Data to use =
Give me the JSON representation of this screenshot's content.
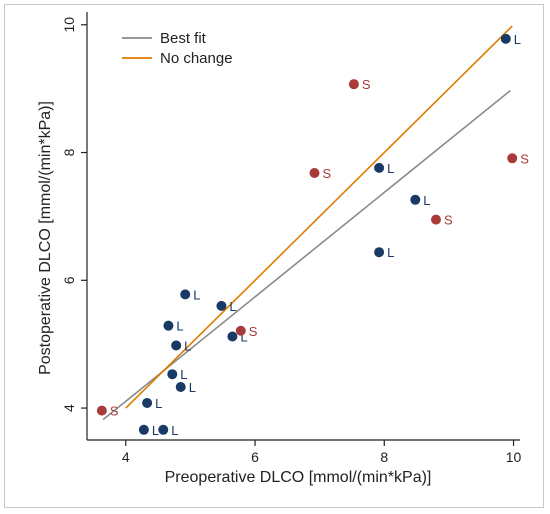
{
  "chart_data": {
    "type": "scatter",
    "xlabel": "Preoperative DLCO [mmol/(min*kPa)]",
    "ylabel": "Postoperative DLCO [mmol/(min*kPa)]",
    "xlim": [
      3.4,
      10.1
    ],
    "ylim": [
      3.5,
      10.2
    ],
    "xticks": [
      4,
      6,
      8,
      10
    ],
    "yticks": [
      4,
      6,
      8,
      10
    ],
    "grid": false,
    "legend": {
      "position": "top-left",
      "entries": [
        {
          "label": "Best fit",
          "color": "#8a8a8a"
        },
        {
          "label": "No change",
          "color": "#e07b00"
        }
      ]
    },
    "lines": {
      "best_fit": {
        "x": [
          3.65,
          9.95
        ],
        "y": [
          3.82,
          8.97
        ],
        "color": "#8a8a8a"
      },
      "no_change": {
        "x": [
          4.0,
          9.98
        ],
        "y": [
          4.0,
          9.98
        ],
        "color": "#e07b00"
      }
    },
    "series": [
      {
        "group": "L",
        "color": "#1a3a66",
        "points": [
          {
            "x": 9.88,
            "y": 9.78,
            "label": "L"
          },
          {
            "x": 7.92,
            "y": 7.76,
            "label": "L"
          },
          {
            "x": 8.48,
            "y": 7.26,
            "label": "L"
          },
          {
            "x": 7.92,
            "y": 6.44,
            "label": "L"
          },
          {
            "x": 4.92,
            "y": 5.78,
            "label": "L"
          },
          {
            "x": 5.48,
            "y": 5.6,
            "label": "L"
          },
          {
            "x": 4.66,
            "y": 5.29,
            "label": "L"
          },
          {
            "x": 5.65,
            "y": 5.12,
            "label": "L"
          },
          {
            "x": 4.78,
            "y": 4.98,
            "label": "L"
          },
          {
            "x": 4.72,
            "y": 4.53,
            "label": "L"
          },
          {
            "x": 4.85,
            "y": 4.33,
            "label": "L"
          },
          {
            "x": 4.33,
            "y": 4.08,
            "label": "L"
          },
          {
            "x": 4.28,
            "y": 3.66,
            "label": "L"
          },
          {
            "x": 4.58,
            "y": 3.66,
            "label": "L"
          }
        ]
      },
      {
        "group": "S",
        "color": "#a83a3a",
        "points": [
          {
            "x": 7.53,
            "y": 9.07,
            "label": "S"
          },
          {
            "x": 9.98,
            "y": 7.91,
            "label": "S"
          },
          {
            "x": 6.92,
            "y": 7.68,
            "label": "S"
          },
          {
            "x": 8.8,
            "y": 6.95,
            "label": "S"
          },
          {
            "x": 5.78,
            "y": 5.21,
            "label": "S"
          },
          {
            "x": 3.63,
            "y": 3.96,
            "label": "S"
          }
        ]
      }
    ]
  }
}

* * *

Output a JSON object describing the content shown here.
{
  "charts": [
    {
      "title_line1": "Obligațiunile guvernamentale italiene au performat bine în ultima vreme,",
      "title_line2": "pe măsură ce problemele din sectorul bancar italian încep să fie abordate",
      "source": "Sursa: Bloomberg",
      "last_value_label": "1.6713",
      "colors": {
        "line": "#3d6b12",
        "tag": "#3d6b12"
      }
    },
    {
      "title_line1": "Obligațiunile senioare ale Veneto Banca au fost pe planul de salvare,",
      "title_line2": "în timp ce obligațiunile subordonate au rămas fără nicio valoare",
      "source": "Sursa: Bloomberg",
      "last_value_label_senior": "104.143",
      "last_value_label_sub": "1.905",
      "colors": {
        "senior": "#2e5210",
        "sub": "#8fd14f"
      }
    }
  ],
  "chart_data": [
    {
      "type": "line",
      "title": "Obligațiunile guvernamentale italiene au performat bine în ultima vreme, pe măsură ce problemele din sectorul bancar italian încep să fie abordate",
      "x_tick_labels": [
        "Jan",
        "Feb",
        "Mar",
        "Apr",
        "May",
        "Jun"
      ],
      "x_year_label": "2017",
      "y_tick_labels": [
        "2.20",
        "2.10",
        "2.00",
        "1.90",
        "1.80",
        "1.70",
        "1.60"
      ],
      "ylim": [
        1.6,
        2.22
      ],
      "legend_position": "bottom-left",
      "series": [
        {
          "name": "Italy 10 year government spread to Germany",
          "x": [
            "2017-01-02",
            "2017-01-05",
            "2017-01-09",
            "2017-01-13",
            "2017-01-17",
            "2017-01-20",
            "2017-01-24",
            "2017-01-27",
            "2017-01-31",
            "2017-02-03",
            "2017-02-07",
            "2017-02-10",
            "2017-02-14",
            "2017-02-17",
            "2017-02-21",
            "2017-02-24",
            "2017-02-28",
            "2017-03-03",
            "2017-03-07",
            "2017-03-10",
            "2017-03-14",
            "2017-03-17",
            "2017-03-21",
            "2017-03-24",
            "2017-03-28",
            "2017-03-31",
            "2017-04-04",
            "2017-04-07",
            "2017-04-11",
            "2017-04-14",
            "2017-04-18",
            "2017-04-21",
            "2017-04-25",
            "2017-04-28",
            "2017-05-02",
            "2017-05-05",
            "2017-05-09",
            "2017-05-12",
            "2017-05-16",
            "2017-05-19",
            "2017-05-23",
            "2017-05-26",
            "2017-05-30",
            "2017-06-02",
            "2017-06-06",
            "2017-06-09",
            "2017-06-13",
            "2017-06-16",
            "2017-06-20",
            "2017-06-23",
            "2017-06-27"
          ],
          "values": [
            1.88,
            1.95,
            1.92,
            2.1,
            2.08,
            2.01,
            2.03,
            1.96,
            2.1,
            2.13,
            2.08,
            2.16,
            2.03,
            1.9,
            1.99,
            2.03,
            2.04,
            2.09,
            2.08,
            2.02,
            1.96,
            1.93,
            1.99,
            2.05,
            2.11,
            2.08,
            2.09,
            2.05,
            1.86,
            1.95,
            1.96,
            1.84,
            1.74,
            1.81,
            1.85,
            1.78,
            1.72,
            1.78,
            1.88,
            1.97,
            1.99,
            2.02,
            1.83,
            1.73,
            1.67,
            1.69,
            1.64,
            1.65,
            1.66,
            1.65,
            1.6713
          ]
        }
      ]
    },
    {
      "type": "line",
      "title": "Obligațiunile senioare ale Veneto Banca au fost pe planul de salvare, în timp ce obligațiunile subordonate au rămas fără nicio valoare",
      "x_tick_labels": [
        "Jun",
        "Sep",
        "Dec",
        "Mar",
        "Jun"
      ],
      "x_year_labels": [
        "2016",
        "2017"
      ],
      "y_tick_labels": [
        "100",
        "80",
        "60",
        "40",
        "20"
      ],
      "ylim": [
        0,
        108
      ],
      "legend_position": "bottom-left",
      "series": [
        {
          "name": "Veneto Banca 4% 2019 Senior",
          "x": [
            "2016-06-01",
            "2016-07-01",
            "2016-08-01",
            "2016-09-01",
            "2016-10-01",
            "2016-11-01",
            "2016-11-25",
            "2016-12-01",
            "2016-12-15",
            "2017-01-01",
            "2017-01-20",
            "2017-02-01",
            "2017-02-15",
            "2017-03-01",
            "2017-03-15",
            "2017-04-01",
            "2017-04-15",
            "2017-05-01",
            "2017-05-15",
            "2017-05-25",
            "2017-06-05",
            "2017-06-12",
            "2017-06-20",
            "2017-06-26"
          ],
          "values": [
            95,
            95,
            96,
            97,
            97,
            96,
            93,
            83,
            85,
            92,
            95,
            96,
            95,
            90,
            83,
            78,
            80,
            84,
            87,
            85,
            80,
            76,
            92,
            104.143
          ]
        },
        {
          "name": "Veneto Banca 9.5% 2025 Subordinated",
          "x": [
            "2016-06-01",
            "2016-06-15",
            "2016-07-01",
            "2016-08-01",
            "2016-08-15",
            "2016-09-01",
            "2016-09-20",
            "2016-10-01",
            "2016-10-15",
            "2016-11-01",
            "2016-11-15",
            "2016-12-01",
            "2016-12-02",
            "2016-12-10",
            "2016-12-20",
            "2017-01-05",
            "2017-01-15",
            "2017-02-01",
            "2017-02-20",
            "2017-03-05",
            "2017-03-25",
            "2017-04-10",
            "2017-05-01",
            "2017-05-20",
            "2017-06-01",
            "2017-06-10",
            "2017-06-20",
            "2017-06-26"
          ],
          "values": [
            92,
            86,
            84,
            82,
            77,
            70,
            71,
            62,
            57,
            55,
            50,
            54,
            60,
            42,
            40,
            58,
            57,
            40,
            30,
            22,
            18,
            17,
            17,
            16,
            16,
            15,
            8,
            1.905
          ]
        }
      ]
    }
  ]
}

Written task = Where a line in the material contains "abordate", copy that line.

Completed task =
      "title_line2": "pe măsură ce problemele din sectorul bancar italian încep să fie abordate",
      "title": "Obligațiunile guvernamentale italiene au performat bine în ultima vreme, pe măsură ce problemele din sectorul bancar italian încep să fie abordate",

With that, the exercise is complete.